• **Task statement**:
Reproduce the records. Keep every word exact and include no images.

Extracted records

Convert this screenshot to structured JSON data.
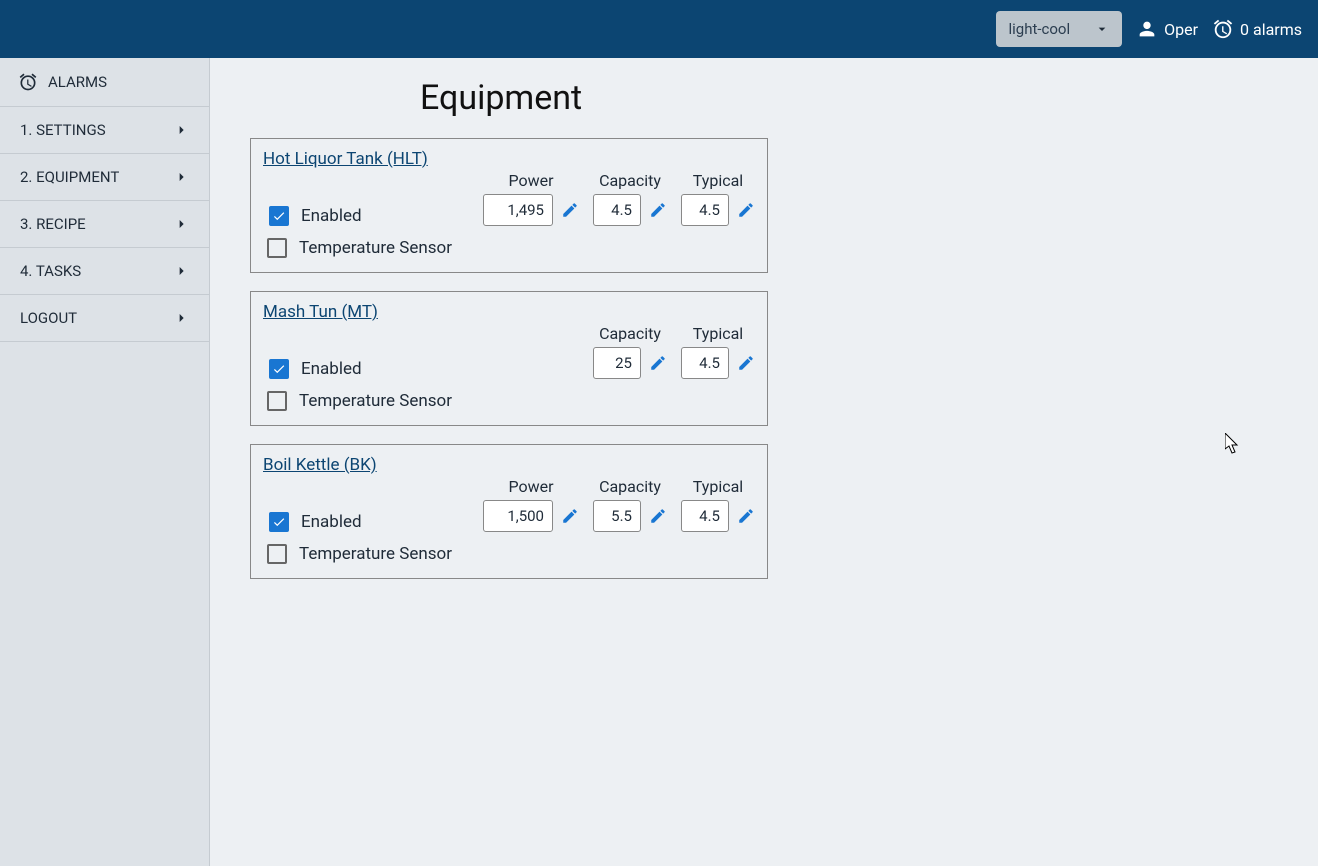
{
  "header": {
    "theme_value": "light-cool",
    "user_label": "Oper",
    "alarms_label": "0 alarms"
  },
  "sidebar": {
    "alarms_label": "ALARMS",
    "items": [
      {
        "label": "1. SETTINGS"
      },
      {
        "label": "2. EQUIPMENT"
      },
      {
        "label": "3. RECIPE"
      },
      {
        "label": "4. TASKS"
      },
      {
        "label": "LOGOUT"
      }
    ]
  },
  "page_title": "Equipment",
  "enabled_label": "Enabled",
  "sensor_label": "Temperature Sensor",
  "field_labels": {
    "power": "Power",
    "capacity": "Capacity",
    "typical": "Typical"
  },
  "equipment": [
    {
      "title": "Hot Liquor Tank (HLT)",
      "enabled": true,
      "sensor": false,
      "power": "1,495",
      "capacity": "4.5",
      "typical": "4.5"
    },
    {
      "title": "Mash Tun (MT)",
      "enabled": true,
      "sensor": false,
      "power": null,
      "capacity": "25",
      "typical": "4.5"
    },
    {
      "title": "Boil Kettle (BK)",
      "enabled": true,
      "sensor": false,
      "power": "1,500",
      "capacity": "5.5",
      "typical": "4.5"
    }
  ]
}
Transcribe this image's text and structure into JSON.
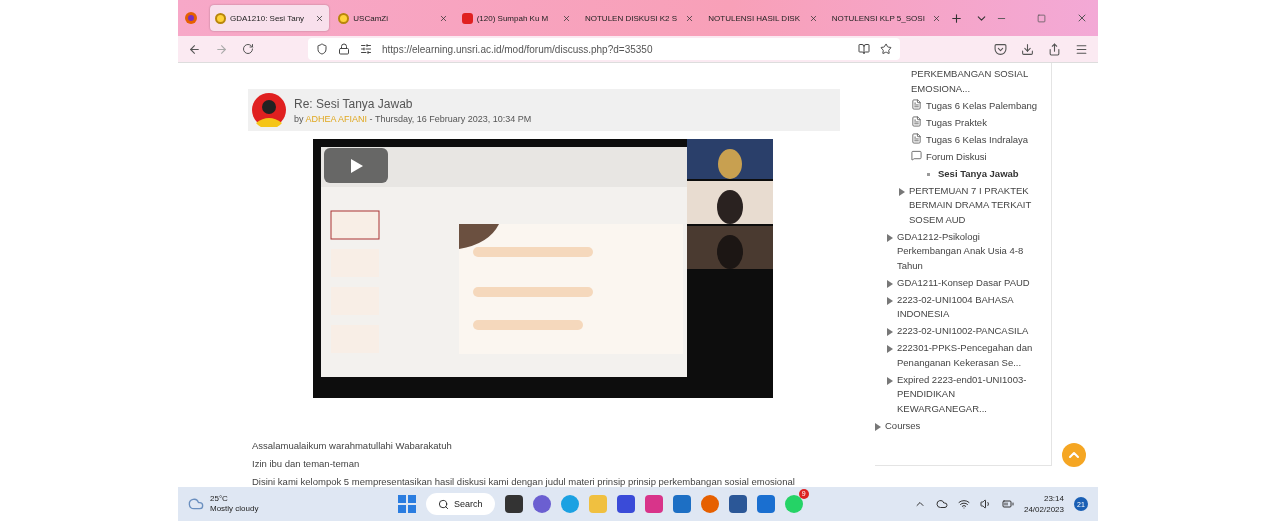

• **Exercise answer**:
Convert this screenshot to structured JSON data.
{
  "header": {
    "theme_value": "light-cool",
    "user_label": "Oper",
    "alarms_label": "0 alarms"
  },
  "sidebar": {
    "alarms_label": "ALARMS",
    "items": [
      {
        "label": "1. SETTINGS"
      },
      {
        "label": "2. EQUIPMENT"
      },
      {
        "label": "3. RECIPE"
      },
      {
        "label": "4. TASKS"
      },
      {
        "label": "LOGOUT"
      }
    ]
  },
  "page_title": "Equipment",
  "enabled_label": "Enabled",
  "sensor_label": "Temperature Sensor",
  "field_labels": {
    "power": "Power",
    "capacity": "Capacity",
    "typical": "Typical"
  },
  "equipment": [
    {
      "title": "Hot Liquor Tank (HLT)",
      "enabled": true,
      "sensor": false,
      "power": "1,495",
      "capacity": "4.5",
      "typical": "4.5"
    },
    {
      "title": "Mash Tun (MT)",
      "enabled": true,
      "sensor": false,
      "power": null,
      "capacity": "25",
      "typical": "4.5"
    },
    {
      "title": "Boil Kettle (BK)",
      "enabled": true,
      "sensor": false,
      "power": "1,500",
      "capacity": "5.5",
      "typical": "4.5"
    }
  ]
}
Transcribe this image's text and structure into JSON.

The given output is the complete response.